RECORDS FOR PROCESSING:
^^^^^^^^^^^^^^^^

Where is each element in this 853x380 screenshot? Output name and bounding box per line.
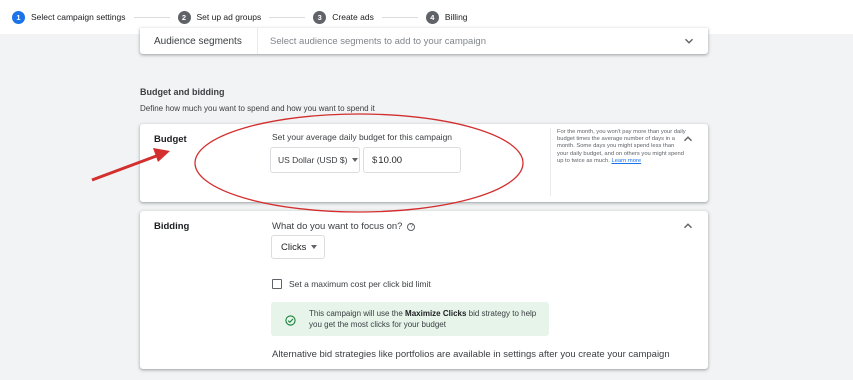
red-arrow-annotation (91, 148, 170, 182)
red-ellipse-annotation (194, 113, 524, 213)
annotation-overlay (91, 113, 524, 213)
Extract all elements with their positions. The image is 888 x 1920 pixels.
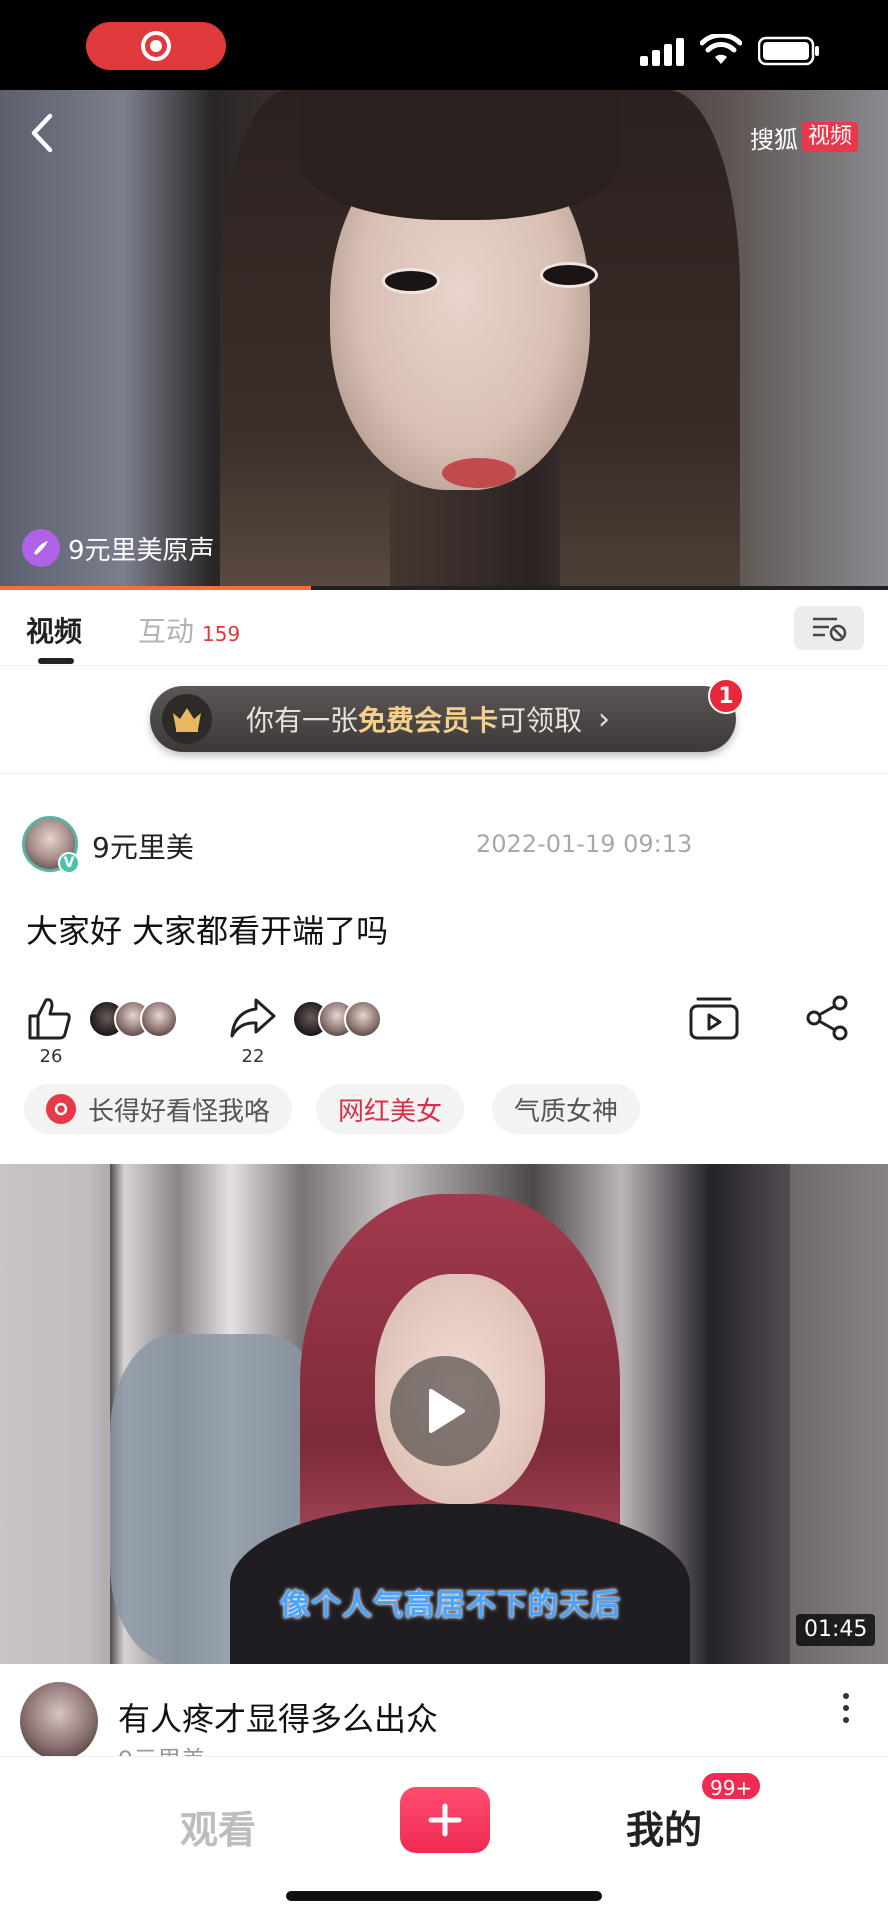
battery-icon xyxy=(758,36,819,66)
bottom-navigation: 观看 我的 99+ xyxy=(0,1756,888,1920)
sharers-avatars[interactable] xyxy=(292,1000,382,1038)
plus-icon xyxy=(428,1803,462,1837)
back-icon[interactable] xyxy=(22,110,62,156)
video-title[interactable]: 有人疼才显得多么出众 xyxy=(118,1694,438,1740)
tab-indicator xyxy=(38,658,74,664)
video-frame-part xyxy=(382,268,440,294)
video-frame-part xyxy=(790,1164,888,1664)
brand-text: 搜狐 xyxy=(750,125,798,154)
nav-mine[interactable]: 我的 xyxy=(626,1799,702,1854)
like-icon[interactable] xyxy=(26,994,74,1042)
tag-chip[interactable]: 气质女神 xyxy=(492,1084,641,1134)
original-audio-badge[interactable]: 9元里美原声 xyxy=(22,528,215,568)
play-button[interactable] xyxy=(390,1356,500,1466)
filter-icon xyxy=(813,617,847,642)
network-share-icon[interactable] xyxy=(804,994,852,1042)
home-indicator[interactable] xyxy=(286,1891,602,1901)
banner-highlight: 免费会员卡 xyxy=(358,704,499,737)
brand-watermark: 搜狐 视频 xyxy=(750,120,859,154)
video-subtitle: 像个人气高居不下的天后 xyxy=(280,1588,621,1623)
tag-label: 网红美女 xyxy=(338,1096,443,1127)
tab-interaction-count: 159 xyxy=(202,622,241,646)
tag-label: 气质女神 xyxy=(514,1096,619,1127)
share-icon[interactable] xyxy=(228,994,278,1042)
avatar xyxy=(344,1000,382,1038)
like-count: 26 xyxy=(39,1046,63,1067)
tab-interaction[interactable]: 互动 159 xyxy=(138,610,240,650)
banner-section: 你有一张免费会员卡可领取 › xyxy=(0,666,888,774)
video-author-name[interactable]: 9元里美 xyxy=(118,1740,205,1756)
wifi-icon xyxy=(700,34,742,64)
video-frame-part xyxy=(300,90,620,220)
video-player[interactable] xyxy=(0,90,888,590)
free-membership-banner[interactable]: 你有一张免费会员卡可领取 › xyxy=(150,686,736,752)
likers-avatars[interactable] xyxy=(88,1000,178,1038)
music-icon xyxy=(22,529,60,567)
video-duration: 01:45 xyxy=(796,1614,876,1646)
screen-recording-indicator[interactable] xyxy=(86,22,226,70)
play-icon xyxy=(429,1389,465,1433)
share-count: 22 xyxy=(241,1046,265,1067)
filter-button[interactable] xyxy=(794,606,864,650)
content-tabs: 视频 互动 159 xyxy=(0,590,888,666)
tag-chip[interactable]: 长得好看怪我咯 xyxy=(24,1084,293,1134)
notification-badge: 1 xyxy=(708,678,744,714)
video-frame-part xyxy=(442,458,516,488)
post-time: 2022-01-19 09:13 xyxy=(476,830,693,858)
tab-video[interactable]: 视频 xyxy=(26,610,82,650)
audio-label: 9元里美原声 xyxy=(68,535,215,566)
add-button[interactable] xyxy=(400,1787,490,1853)
tab-interaction-label: 互动 xyxy=(138,615,195,648)
banner-text: 你有一张免费会员卡可领取 xyxy=(246,699,582,739)
chevron-right-icon: › xyxy=(598,701,611,737)
banner-prefix: 你有一张 xyxy=(246,704,359,737)
post-text: 大家好 大家都看开端了吗 xyxy=(26,912,389,950)
tv-icon[interactable] xyxy=(688,994,740,1042)
tag-chip[interactable]: 网红美女 xyxy=(316,1084,465,1134)
video-frame-part xyxy=(540,262,598,288)
tag-refresh-icon xyxy=(46,1094,76,1124)
nav-mine-badge: 99+ xyxy=(700,1771,763,1801)
video-frame-part xyxy=(0,1164,110,1664)
video-author-avatar[interactable] xyxy=(20,1682,98,1760)
more-icon[interactable] xyxy=(836,1688,856,1728)
brand-tag: 视频 xyxy=(802,122,859,152)
crown-icon xyxy=(162,694,212,744)
nav-watch[interactable]: 观看 xyxy=(180,1799,256,1854)
banner-suffix: 可领取 xyxy=(498,704,583,737)
signal-icon xyxy=(640,36,686,66)
tag-label: 长得好看怪我咯 xyxy=(88,1096,271,1127)
verified-icon: V xyxy=(58,852,80,874)
record-icon xyxy=(141,31,171,61)
avatar xyxy=(140,1000,178,1038)
author-name[interactable]: 9元里美 xyxy=(92,826,194,866)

^^^^^^^^^^^^^^^^

TASK TO CARRY OUT: Starting at the line containing "red-arrow-annotation (91, 148, 170, 182)" and ending at the line containing "Extract all elements", rewrite those lines of the records with "positions" changed to "coordinates" and nothing else altered.

EXPECTED ANSWER:
red-arrow-annotation (91, 148, 170, 182)
red-ellipse-annotation (194, 113, 524, 213)
annotation-overlay (91, 113, 524, 213)
Extract all elements with their coordinates. The image is 888 x 1920 pixels.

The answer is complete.